** Start Given data **

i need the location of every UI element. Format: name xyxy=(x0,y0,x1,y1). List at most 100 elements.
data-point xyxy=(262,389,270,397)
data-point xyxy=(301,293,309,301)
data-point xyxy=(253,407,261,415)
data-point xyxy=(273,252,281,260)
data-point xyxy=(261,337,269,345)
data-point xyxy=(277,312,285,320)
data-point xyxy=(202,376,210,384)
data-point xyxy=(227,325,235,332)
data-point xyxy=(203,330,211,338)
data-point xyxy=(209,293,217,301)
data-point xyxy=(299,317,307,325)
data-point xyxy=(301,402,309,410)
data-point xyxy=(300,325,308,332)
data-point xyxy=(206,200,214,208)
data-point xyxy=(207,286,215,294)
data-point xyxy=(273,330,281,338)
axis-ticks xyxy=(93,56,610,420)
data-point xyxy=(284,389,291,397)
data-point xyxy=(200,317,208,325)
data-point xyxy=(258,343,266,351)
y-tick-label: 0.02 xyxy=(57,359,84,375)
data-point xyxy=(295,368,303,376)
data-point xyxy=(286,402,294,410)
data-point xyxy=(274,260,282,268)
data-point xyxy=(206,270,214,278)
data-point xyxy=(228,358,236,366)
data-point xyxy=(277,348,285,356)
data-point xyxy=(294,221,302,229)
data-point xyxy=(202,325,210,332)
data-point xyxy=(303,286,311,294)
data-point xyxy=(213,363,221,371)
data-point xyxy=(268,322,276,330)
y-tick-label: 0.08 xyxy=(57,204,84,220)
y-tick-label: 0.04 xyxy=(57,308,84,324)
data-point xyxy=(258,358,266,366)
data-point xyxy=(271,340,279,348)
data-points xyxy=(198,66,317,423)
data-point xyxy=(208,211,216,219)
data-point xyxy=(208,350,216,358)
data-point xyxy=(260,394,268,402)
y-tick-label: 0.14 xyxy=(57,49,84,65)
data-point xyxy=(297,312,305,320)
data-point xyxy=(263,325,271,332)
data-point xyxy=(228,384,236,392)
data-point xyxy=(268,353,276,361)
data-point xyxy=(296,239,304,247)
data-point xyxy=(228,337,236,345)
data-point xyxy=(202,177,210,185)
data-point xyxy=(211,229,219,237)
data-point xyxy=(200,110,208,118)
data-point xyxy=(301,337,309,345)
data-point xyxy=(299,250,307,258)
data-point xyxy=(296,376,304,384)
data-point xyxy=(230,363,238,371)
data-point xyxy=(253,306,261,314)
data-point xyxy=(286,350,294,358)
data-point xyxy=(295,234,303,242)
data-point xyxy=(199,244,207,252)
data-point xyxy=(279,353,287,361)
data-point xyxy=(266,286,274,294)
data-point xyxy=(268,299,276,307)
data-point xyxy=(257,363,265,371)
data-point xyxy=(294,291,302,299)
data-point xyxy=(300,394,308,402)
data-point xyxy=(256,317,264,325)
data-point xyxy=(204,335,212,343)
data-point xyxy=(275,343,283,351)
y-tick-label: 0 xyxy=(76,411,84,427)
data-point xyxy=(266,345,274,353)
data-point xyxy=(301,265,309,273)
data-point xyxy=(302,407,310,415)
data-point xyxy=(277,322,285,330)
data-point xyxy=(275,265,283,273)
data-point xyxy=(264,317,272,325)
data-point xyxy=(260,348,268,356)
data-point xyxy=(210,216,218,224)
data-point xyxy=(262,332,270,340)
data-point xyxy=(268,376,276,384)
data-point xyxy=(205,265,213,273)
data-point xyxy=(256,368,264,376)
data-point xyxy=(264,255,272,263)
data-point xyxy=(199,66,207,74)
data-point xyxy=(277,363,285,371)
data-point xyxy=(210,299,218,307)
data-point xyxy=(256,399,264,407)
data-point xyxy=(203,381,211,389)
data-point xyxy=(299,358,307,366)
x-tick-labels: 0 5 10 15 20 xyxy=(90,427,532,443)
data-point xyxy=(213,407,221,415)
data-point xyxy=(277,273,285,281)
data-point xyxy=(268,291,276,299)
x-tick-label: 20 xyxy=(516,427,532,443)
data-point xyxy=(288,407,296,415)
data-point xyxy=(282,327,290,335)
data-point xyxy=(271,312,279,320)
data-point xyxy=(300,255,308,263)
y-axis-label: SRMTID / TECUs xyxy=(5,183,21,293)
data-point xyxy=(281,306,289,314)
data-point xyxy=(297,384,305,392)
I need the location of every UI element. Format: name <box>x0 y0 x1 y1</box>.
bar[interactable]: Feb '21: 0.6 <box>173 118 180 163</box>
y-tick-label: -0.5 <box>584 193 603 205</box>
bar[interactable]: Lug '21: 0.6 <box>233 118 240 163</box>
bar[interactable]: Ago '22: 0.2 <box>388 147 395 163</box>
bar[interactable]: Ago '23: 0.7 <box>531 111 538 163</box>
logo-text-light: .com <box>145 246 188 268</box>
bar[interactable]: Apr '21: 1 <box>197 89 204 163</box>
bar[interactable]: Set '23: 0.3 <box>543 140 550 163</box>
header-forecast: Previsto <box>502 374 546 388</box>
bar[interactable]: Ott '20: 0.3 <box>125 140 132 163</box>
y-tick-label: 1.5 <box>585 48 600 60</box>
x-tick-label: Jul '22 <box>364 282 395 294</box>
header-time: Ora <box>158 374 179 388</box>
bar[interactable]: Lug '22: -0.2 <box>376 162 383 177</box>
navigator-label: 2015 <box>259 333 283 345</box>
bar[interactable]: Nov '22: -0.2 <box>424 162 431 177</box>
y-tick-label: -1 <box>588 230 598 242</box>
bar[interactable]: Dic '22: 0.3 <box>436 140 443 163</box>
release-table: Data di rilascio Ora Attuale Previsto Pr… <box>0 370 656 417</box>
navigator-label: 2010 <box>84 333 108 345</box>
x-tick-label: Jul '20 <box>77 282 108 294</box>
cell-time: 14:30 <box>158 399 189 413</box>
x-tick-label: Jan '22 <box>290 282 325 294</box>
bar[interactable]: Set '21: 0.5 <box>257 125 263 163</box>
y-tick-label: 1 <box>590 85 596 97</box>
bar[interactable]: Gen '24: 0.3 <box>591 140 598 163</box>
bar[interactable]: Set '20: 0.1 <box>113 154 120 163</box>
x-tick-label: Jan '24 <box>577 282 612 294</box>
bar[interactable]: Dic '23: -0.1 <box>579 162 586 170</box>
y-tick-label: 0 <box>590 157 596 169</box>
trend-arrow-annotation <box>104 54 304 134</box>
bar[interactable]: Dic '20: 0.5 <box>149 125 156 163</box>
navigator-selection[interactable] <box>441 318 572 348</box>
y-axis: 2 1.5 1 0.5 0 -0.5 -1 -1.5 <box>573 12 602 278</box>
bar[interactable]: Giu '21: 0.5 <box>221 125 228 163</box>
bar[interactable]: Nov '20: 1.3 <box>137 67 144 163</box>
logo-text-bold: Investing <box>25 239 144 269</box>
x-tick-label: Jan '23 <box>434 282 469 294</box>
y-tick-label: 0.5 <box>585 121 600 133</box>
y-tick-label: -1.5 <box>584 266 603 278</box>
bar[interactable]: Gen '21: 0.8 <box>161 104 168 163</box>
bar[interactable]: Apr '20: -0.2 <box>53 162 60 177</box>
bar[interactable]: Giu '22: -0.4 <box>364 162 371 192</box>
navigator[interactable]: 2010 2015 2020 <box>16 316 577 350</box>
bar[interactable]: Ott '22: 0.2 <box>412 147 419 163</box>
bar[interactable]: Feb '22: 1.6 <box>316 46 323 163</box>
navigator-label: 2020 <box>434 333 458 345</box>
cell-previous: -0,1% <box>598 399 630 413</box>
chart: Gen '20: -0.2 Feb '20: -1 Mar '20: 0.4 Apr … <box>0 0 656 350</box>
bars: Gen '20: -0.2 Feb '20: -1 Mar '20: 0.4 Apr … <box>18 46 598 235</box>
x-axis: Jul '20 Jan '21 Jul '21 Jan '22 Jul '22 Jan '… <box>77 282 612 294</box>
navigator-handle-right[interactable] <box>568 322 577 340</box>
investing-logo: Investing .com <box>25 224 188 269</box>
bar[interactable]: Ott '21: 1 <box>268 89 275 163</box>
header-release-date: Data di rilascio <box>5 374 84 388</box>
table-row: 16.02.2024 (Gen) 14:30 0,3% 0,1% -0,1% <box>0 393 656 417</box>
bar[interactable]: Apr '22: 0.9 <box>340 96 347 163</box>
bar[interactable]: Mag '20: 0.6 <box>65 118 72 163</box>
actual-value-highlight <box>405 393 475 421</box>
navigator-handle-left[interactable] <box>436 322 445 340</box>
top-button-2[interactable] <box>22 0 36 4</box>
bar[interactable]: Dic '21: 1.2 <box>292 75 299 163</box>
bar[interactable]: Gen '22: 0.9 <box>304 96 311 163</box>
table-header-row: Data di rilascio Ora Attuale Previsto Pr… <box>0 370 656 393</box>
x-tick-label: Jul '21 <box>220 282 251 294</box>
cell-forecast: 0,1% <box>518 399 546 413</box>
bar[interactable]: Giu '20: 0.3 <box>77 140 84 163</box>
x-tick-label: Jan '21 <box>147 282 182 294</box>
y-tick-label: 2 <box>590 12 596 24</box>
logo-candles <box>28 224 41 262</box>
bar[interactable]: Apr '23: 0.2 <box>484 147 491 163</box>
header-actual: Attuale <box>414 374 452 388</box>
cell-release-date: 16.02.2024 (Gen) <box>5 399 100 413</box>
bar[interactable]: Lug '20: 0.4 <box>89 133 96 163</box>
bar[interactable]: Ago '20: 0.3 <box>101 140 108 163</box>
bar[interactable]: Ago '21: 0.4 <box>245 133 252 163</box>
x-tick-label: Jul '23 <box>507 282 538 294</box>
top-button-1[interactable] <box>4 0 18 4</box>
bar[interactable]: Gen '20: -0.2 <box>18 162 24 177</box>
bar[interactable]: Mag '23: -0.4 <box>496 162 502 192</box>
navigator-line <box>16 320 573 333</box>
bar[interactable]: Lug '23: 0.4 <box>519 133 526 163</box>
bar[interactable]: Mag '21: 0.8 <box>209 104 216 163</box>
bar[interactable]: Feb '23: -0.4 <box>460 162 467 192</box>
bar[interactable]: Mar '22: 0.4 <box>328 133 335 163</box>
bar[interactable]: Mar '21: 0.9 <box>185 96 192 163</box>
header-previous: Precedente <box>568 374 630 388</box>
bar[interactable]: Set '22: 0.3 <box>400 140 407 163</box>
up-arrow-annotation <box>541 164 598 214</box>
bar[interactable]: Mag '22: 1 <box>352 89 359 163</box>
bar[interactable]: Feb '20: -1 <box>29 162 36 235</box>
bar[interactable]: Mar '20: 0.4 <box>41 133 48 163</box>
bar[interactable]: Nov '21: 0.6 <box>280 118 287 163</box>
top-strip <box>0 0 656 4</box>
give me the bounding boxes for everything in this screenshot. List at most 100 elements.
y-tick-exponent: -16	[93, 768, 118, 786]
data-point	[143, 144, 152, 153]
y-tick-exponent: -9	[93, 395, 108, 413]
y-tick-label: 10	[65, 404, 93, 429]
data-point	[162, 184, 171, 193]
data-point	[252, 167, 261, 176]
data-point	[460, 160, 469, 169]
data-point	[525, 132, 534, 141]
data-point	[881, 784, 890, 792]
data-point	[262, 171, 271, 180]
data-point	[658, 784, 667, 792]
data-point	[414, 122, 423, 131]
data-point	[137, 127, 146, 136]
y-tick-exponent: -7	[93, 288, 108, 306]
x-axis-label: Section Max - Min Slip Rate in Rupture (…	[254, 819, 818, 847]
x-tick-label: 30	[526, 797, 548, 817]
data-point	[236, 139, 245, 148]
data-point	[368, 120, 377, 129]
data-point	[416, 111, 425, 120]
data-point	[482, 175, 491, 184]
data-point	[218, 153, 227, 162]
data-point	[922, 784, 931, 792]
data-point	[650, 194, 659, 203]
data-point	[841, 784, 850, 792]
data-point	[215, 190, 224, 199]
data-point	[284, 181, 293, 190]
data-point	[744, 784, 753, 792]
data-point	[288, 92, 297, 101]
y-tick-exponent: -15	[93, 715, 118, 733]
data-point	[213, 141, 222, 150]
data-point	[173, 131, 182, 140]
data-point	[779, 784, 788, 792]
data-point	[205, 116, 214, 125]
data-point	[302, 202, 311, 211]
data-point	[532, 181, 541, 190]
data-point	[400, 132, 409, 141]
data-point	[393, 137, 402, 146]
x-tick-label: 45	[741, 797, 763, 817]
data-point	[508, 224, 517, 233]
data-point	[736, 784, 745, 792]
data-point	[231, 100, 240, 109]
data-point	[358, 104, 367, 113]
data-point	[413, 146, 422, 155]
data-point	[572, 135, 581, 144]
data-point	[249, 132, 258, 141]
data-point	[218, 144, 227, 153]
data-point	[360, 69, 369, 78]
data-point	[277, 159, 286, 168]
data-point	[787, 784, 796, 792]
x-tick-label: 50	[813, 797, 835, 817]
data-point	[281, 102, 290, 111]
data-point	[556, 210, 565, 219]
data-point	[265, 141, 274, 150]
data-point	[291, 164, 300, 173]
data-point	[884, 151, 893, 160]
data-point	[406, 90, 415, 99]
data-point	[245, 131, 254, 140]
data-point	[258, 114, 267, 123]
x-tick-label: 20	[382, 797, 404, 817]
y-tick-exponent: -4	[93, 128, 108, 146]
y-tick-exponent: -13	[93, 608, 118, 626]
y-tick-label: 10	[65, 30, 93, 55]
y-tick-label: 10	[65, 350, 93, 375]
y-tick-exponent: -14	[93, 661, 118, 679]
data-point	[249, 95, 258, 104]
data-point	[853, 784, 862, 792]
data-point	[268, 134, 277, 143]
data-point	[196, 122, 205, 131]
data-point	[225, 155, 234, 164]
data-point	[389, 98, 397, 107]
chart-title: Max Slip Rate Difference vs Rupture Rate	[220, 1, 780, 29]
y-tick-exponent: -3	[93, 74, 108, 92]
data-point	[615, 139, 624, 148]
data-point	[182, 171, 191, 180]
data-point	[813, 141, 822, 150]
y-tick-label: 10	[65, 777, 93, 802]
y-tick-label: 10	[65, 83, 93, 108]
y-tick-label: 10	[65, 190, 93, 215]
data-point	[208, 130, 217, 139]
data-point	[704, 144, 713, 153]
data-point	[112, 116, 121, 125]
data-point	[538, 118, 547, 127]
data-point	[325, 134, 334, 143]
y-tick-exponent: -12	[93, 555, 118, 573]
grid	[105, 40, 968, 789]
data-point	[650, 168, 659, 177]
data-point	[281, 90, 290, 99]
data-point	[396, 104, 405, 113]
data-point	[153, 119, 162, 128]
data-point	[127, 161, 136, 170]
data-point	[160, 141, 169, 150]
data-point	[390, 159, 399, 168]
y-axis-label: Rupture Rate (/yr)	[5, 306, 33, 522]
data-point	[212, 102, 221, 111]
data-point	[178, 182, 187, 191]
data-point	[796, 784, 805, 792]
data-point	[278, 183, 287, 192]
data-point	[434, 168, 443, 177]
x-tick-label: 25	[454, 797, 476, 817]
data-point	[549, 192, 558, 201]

** End Given data **

### Task statement
Copy everything from the start of the records down through the line containing "data-point xyxy=(296,239,304,247)", with that line included.

### Final answer
i need the location of every UI element. Format: name xyxy=(x0,y0,x1,y1). List at most 100 elements.
data-point xyxy=(262,389,270,397)
data-point xyxy=(301,293,309,301)
data-point xyxy=(253,407,261,415)
data-point xyxy=(273,252,281,260)
data-point xyxy=(261,337,269,345)
data-point xyxy=(277,312,285,320)
data-point xyxy=(202,376,210,384)
data-point xyxy=(227,325,235,332)
data-point xyxy=(203,330,211,338)
data-point xyxy=(209,293,217,301)
data-point xyxy=(299,317,307,325)
data-point xyxy=(301,402,309,410)
data-point xyxy=(300,325,308,332)
data-point xyxy=(206,200,214,208)
data-point xyxy=(207,286,215,294)
data-point xyxy=(273,330,281,338)
axis-ticks xyxy=(93,56,610,420)
data-point xyxy=(284,389,291,397)
data-point xyxy=(200,317,208,325)
data-point xyxy=(258,343,266,351)
y-tick-label: 0.02 xyxy=(57,359,84,375)
data-point xyxy=(295,368,303,376)
data-point xyxy=(286,402,294,410)
data-point xyxy=(274,260,282,268)
data-point xyxy=(206,270,214,278)
data-point xyxy=(228,358,236,366)
data-point xyxy=(277,348,285,356)
data-point xyxy=(294,221,302,229)
data-point xyxy=(202,325,210,332)
data-point xyxy=(303,286,311,294)
data-point xyxy=(213,363,221,371)
data-point xyxy=(268,322,276,330)
y-tick-label: 0.08 xyxy=(57,204,84,220)
y-tick-label: 0.04 xyxy=(57,308,84,324)
data-point xyxy=(258,358,266,366)
data-point xyxy=(271,340,279,348)
data-points xyxy=(198,66,317,423)
data-point xyxy=(208,211,216,219)
data-point xyxy=(208,350,216,358)
data-point xyxy=(260,394,268,402)
y-tick-label: 0.14 xyxy=(57,49,84,65)
data-point xyxy=(297,312,305,320)
data-point xyxy=(263,325,271,332)
data-point xyxy=(228,384,236,392)
data-point xyxy=(268,353,276,361)
data-point xyxy=(296,239,304,247)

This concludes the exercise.